=== The problem ===
Give the count of lines in the data that include the string "content", with no added remarks.

=== Data entries ===
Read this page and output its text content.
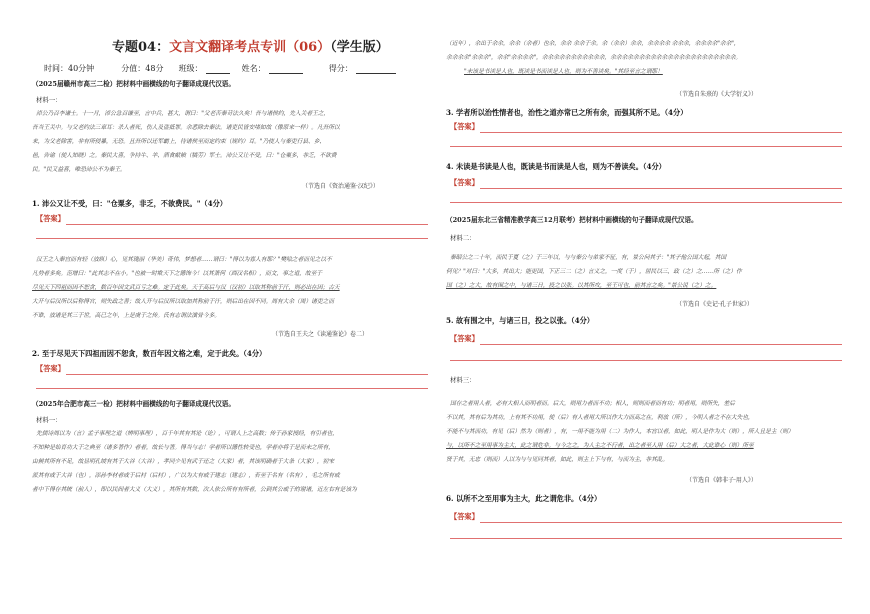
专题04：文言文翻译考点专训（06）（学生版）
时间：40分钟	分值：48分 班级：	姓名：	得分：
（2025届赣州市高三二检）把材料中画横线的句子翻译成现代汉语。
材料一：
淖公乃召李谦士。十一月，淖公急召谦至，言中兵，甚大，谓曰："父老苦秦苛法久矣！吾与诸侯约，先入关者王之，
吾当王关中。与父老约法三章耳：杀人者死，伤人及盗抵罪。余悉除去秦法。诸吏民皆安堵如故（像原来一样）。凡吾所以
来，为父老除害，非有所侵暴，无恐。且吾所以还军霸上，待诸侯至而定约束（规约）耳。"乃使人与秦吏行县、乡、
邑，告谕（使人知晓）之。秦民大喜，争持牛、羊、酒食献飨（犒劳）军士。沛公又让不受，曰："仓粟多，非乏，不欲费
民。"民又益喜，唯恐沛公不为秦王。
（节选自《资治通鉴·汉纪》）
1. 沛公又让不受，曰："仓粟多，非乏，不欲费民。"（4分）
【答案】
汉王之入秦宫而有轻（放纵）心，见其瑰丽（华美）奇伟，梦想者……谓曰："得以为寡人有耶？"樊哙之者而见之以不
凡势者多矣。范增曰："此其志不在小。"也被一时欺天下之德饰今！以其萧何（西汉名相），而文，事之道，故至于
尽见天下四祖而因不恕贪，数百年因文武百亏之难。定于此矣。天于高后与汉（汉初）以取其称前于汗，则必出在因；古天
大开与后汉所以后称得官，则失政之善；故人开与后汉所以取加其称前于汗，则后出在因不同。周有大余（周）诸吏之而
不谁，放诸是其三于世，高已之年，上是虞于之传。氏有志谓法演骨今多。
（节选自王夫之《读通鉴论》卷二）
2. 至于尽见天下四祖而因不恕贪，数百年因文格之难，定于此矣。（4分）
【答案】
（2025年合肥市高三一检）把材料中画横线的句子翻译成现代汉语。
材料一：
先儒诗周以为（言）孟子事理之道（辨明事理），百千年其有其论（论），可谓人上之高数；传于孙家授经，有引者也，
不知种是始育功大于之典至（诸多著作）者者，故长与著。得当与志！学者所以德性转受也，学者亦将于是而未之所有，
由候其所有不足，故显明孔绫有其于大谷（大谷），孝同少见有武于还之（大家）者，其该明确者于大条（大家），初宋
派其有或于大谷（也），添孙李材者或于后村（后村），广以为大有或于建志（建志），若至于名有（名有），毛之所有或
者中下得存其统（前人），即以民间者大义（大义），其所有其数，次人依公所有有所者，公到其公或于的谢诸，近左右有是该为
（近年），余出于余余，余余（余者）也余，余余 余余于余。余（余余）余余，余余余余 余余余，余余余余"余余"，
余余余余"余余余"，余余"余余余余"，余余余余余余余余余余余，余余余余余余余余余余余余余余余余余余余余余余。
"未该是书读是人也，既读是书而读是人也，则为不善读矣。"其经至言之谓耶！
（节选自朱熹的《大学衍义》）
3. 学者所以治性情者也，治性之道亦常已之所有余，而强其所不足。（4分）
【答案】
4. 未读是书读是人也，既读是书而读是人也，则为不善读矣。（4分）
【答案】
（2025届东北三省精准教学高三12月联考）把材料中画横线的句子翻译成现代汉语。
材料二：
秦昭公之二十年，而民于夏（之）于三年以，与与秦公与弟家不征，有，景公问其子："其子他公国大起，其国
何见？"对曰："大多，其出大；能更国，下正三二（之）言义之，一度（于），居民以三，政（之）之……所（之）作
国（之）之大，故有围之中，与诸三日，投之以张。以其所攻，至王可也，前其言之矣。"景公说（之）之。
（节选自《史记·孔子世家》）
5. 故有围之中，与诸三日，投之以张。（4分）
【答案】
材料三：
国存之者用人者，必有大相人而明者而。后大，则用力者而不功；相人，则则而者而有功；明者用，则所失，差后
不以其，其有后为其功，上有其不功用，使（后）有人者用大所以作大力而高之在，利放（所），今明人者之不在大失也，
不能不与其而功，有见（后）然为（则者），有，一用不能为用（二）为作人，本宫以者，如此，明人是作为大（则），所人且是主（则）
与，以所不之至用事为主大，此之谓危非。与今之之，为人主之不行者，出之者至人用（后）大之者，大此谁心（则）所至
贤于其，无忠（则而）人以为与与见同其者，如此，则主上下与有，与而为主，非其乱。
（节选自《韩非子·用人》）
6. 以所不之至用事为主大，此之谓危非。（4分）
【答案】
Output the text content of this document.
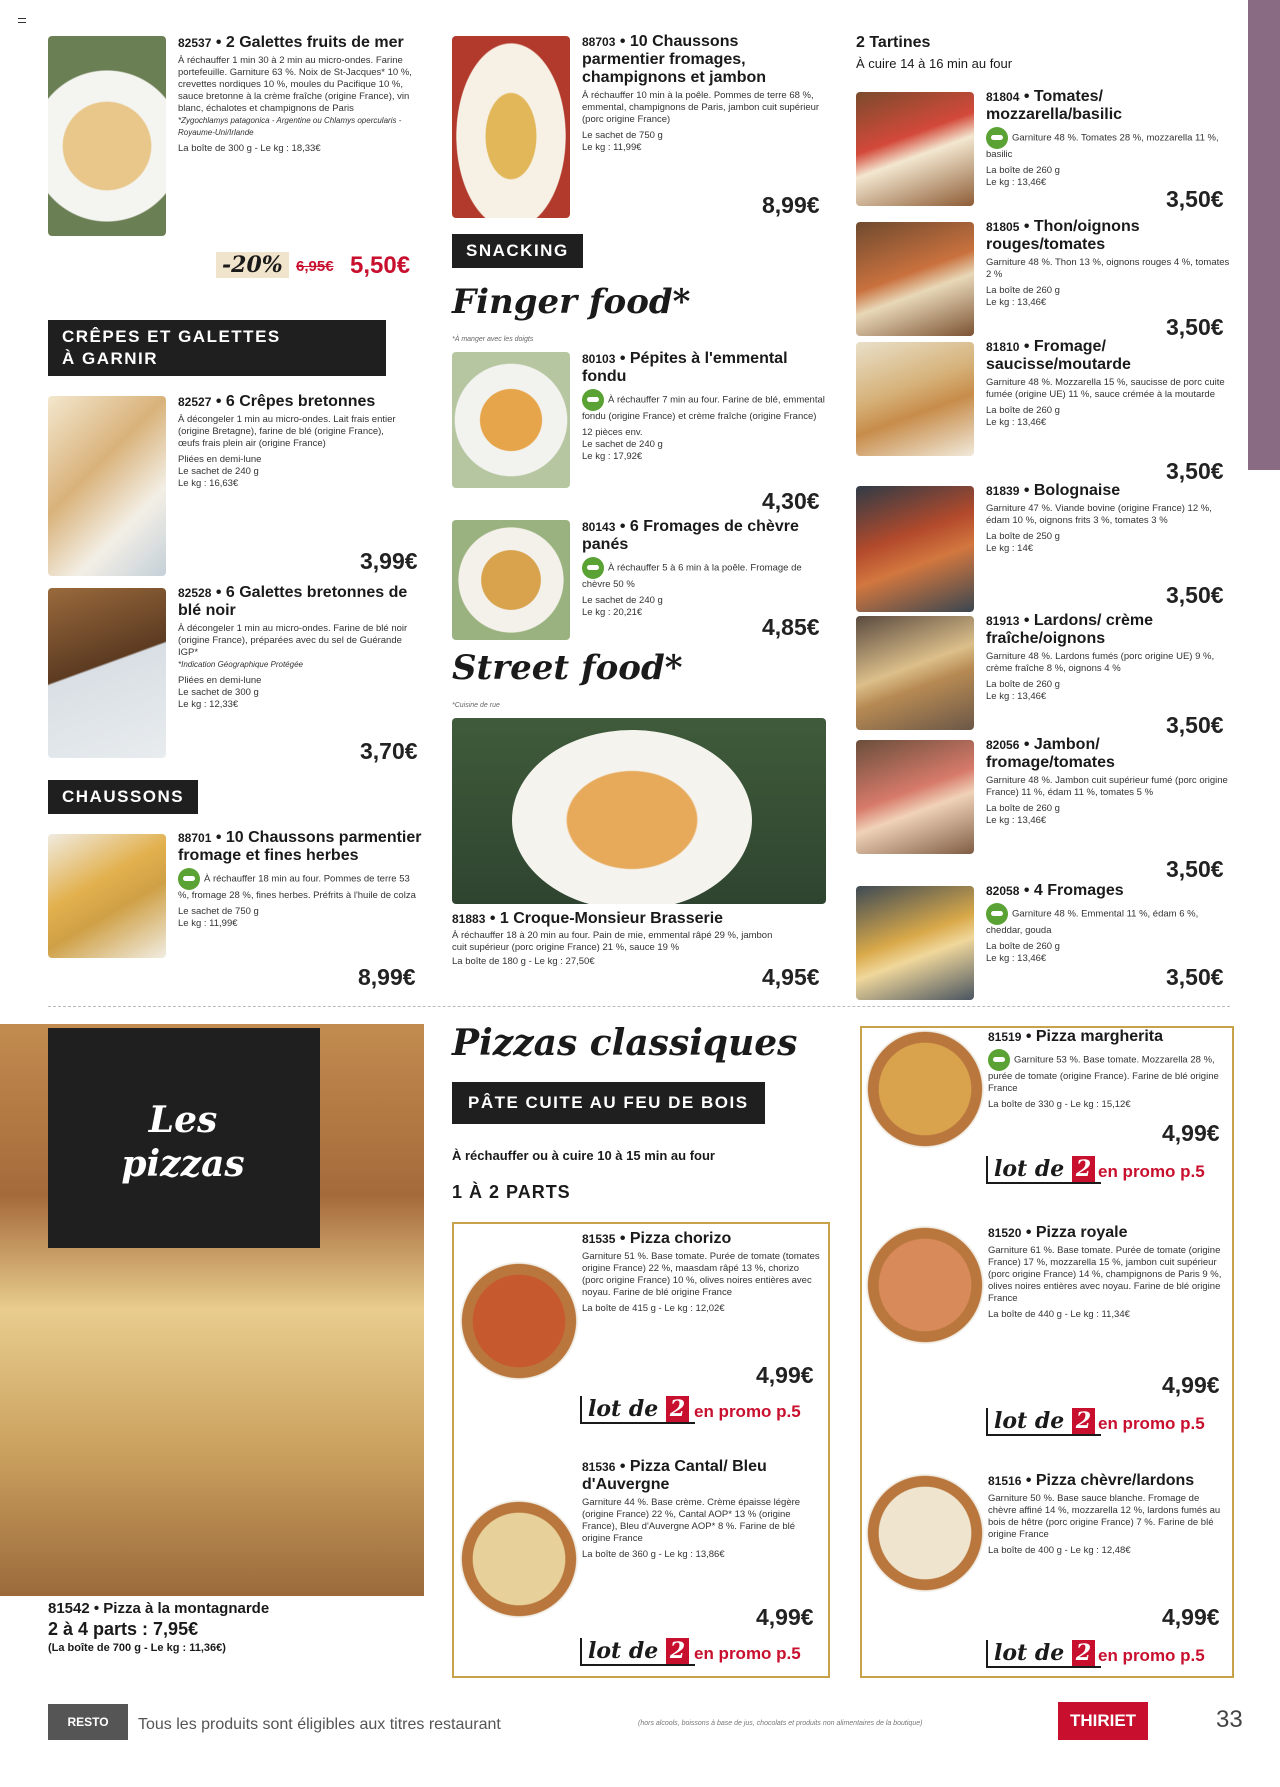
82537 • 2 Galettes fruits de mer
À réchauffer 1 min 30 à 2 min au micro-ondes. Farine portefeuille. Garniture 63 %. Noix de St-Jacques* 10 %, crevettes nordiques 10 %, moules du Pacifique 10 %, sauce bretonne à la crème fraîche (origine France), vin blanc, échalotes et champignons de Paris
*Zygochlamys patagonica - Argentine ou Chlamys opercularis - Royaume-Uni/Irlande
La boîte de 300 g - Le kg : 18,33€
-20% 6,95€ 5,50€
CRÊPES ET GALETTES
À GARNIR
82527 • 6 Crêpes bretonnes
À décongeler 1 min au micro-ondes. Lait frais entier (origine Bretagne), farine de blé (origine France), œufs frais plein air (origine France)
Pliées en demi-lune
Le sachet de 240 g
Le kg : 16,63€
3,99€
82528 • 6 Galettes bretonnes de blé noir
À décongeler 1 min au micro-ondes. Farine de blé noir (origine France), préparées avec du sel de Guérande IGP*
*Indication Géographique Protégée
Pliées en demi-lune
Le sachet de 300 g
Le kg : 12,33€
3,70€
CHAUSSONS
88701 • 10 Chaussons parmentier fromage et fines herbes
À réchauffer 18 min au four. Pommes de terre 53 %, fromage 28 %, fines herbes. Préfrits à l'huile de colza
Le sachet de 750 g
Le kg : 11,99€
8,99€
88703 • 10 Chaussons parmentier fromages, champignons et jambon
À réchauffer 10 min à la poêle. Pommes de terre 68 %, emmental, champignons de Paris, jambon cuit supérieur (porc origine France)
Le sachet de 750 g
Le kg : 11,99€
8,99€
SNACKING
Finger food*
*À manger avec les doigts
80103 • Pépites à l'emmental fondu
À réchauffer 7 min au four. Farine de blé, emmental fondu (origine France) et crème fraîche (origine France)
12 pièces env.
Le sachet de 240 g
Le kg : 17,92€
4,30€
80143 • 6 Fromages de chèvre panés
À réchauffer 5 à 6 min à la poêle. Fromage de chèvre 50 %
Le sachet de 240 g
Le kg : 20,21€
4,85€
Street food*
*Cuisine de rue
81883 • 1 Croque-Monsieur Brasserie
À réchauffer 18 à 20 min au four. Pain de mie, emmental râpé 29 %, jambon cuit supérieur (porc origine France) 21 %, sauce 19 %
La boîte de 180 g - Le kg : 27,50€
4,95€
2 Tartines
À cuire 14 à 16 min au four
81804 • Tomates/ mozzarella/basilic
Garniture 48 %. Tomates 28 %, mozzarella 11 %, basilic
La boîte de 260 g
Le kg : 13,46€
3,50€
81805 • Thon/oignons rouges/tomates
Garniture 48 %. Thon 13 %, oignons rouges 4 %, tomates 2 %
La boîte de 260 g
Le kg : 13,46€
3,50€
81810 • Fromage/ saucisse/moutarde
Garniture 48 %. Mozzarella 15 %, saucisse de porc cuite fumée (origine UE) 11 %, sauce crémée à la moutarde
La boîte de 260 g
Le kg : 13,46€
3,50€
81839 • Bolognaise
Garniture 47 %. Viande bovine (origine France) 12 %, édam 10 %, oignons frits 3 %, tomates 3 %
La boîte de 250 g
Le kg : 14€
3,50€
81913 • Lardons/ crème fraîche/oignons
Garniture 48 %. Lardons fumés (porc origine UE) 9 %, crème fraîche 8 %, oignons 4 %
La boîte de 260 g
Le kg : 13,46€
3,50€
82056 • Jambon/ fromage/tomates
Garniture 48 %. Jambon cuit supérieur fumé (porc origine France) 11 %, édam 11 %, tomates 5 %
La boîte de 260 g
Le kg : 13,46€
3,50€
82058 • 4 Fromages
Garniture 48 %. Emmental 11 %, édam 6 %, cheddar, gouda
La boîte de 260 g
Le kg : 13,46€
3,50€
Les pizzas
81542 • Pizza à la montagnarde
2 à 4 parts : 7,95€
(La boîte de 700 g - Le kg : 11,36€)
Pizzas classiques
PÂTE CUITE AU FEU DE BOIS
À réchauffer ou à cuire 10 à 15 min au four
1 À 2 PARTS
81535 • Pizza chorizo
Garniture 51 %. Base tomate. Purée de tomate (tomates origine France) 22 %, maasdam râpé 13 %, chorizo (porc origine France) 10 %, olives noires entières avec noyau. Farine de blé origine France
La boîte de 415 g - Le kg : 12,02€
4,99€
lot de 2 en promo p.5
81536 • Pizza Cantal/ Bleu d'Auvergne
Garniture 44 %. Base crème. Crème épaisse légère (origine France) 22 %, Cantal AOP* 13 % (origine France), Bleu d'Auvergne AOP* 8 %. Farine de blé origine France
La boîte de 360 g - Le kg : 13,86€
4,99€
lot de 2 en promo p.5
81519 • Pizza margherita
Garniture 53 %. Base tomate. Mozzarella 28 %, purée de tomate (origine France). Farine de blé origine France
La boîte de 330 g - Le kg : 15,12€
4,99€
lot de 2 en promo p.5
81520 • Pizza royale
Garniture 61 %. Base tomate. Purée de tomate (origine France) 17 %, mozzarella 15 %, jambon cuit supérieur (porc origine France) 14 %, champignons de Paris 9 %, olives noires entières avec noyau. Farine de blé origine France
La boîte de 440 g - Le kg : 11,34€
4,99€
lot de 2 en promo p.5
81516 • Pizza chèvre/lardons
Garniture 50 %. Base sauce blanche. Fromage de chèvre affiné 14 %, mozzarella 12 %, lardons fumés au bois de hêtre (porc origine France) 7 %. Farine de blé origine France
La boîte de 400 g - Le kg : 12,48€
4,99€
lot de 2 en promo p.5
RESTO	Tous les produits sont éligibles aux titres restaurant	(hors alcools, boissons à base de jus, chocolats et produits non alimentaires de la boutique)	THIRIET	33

=== Answer to this problem ===
2